Problem details: Quote each record exactly, please, leaving none out.

Supplied entries:
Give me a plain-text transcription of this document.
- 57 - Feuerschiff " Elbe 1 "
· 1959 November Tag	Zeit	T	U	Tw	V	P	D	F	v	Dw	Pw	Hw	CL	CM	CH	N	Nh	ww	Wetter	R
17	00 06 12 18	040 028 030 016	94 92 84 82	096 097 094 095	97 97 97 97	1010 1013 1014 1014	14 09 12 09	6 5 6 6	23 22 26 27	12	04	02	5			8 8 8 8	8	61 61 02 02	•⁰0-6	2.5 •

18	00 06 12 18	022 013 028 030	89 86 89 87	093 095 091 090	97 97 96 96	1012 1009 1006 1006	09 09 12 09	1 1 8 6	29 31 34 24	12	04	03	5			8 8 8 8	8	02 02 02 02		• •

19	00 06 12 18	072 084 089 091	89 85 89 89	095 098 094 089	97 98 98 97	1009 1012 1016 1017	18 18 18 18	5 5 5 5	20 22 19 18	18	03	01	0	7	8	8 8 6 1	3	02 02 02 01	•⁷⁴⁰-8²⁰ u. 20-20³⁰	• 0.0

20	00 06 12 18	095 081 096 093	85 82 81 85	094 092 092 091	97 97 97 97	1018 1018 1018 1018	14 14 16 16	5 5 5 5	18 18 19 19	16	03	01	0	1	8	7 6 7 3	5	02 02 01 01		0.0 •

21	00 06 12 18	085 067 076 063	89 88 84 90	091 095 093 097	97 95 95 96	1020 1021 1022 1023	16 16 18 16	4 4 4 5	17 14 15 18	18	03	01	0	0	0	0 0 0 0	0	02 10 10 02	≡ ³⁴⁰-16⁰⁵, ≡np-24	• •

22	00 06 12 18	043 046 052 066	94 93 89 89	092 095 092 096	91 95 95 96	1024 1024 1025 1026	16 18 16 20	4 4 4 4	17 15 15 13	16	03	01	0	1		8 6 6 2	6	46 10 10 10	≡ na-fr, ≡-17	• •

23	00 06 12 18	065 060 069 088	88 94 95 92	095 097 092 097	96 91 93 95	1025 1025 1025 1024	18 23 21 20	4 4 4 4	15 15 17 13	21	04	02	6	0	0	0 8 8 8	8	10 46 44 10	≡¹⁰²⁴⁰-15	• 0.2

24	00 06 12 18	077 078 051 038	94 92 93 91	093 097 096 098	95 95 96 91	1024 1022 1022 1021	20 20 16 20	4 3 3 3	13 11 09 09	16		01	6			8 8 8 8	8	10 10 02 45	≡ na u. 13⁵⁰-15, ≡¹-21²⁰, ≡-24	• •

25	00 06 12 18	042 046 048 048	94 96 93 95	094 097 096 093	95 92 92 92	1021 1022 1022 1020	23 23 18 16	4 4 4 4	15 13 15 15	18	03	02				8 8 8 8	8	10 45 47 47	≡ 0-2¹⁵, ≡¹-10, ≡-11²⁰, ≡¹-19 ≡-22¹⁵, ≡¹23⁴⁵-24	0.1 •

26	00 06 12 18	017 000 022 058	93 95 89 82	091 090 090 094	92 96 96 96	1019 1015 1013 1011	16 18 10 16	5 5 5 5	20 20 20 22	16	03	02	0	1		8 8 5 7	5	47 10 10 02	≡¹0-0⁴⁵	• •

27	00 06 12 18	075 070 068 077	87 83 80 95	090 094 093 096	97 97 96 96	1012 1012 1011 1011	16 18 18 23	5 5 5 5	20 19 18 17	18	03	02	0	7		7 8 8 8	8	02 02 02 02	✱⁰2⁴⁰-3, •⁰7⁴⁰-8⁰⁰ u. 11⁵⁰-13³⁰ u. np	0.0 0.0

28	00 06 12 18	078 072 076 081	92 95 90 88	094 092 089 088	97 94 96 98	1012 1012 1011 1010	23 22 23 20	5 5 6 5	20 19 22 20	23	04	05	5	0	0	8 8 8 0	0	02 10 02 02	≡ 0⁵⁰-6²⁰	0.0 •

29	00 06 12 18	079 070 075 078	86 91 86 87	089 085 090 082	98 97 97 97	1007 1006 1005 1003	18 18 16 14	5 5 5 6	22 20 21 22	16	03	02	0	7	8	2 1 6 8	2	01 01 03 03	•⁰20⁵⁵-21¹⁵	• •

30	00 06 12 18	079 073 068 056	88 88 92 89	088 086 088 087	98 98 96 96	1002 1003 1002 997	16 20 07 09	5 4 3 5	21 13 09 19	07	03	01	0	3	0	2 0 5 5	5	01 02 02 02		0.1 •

Written response:
Give me a plain-text transcription of this document.
- 57 - Feuerschiff " Elbe 1 "
· 1959 November Tag	Zeit	T	U	Tw	V	P	D	F	v	Dw	Pw	Hw	CL	CM	CH	N	Nh	ww	Wetter	R
17	00 06 12 18	040 028 030 016	94 92 84 82	096 097 094 095	97 97 97 97	1010 1013 1014 1014	14 09 12 09	6 5 6 6	23 22 26 27	12	04	02	5			8 8 8 8	8	61 61 02 02	•⁰0-6	2.5 •

18	00 06 12 18	022 013 028 030	89 86 89 87	093 095 091 090	97 97 96 96	1012 1009 1006 1006	09 09 12 09	1 1 8 6	29 31 34 24	12	04	03	5			8 8 8 8	8	02 02 02 02		• •

19	00 06 12 18	072 084 089 091	89 85 89 89	095 098 094 089	97 98 98 97	1009 1012 1016 1017	18 18 18 18	5 5 5 5	20 22 19 18	18	03	01	0	7	8	8 8 6 1	3	02 02 02 01	•⁷⁴⁰-8²⁰ u. 20-20³⁰	• 0.0

20	00 06 12 18	095 081 096 093	85 82 81 85	094 092 092 091	97 97 97 97	1018 1018 1018 1018	14 14 16 16	5 5 5 5	18 18 19 19	16	03	01	0	1	8	7 6 7 3	5	02 02 01 01		0.0 •

21	00 06 12 18	085 067 076 063	89 88 84 90	091 095 093 097	97 95 95 96	1020 1021 1022 1023	16 16 18 16	4 4 4 5	17 14 15 18	18	03	01	0	0	0	0 0 0 0	0	02 10 10 02	≡ ³⁴⁰-16⁰⁵, ≡np-24	• •

22	00 06 12 18	043 046 052 066	94 93 89 89	092 095 092 096	91 95 95 96	1024 1024 1025 1026	16 18 16 20	4 4 4 4	17 15 15 13	16	03	01	0	1		8 6 6 2	6	46 10 10 10	≡ na-fr, ≡-17	• •

23	00 06 12 18	065 060 069 088	88 94 95 92	095 097 092 097	96 91 93 95	1025 1025 1025 1024	18 23 21 20	4 4 4 4	15 15 17 13	21	04	02	6	0	0	0 8 8 8	8	10 46 44 10	≡¹⁰²⁴⁰-15	• 0.2

24	00 06 12 18	077 078 051 038	94 92 93 91	093 097 096 098	95 95 96 91	1024 1022 1022 1021	20 20 16 20	4 3 3 3	13 11 09 09	16		01	6			8 8 8 8	8	10 10 02 45	≡ na u. 13⁵⁰-15, ≡¹-21²⁰, ≡-24	• •

25	00 06 12 18	042 046 048 048	94 96 93 95	094 097 096 093	95 92 92 92	1021 1022 1022 1020	23 23 18 16	4 4 4 4	15 13 15 15	18	03	02				8 8 8 8	8	10 45 47 47	≡ 0-2¹⁵, ≡¹-10, ≡-11²⁰, ≡¹-19 ≡-22¹⁵, ≡¹23⁴⁵-24	0.1 •

26	00 06 12 18	017 000 022 058	93 95 89 82	091 090 090 094	92 96 96 96	1019 1015 1013 1011	16 18 10 16	5 5 5 5	20 20 20 22	16	03	02	0	1		8 8 5 7	5	47 10 10 02	≡¹0-0⁴⁵	• •

27	00 06 12 18	075 070 068 077	87 83 80 95	090 094 093 096	97 97 96 96	1012 1012 1011 1011	16 18 18 23	5 5 5 5	20 19 18 17	18	03	02	0	7		7 8 8 8	8	02 02 02 02	✱⁰2⁴⁰-3, •⁰7⁴⁰-8⁰⁰ u. 11⁵⁰-13³⁰ u. np	0.0 0.0

28	00 06 12 18	078 072 076 081	92 95 90 88	094 092 089 088	97 94 96 98	1012 1012 1011 1010	23 22 23 20	5 5 6 5	20 19 22 20	23	04	05	5	0	0	8 8 8 0	0	02 10 02 02	≡ 0⁵⁰-6²⁰	0.0 •

29	00 06 12 18	079 070 075 078	86 91 86 87	089 085 090 082	98 97 97 97	1007 1006 1005 1003	18 18 16 14	5 5 5 6	22 20 21 22	16	03	02	0	7	8	2 1 6 8	2	01 01 03 03	•⁰20⁵⁵-21¹⁵	• •

30	00 06 12 18	079 073 068 056	88 88 92 89	088 086 088 087	98 98 96 96	1002 1003 1002 997	16 20 07 09	5 4 3 5	21 13 09 19	07	03	01	0	3	0	2 0 5 5	5	01 02 02 02		0.1 •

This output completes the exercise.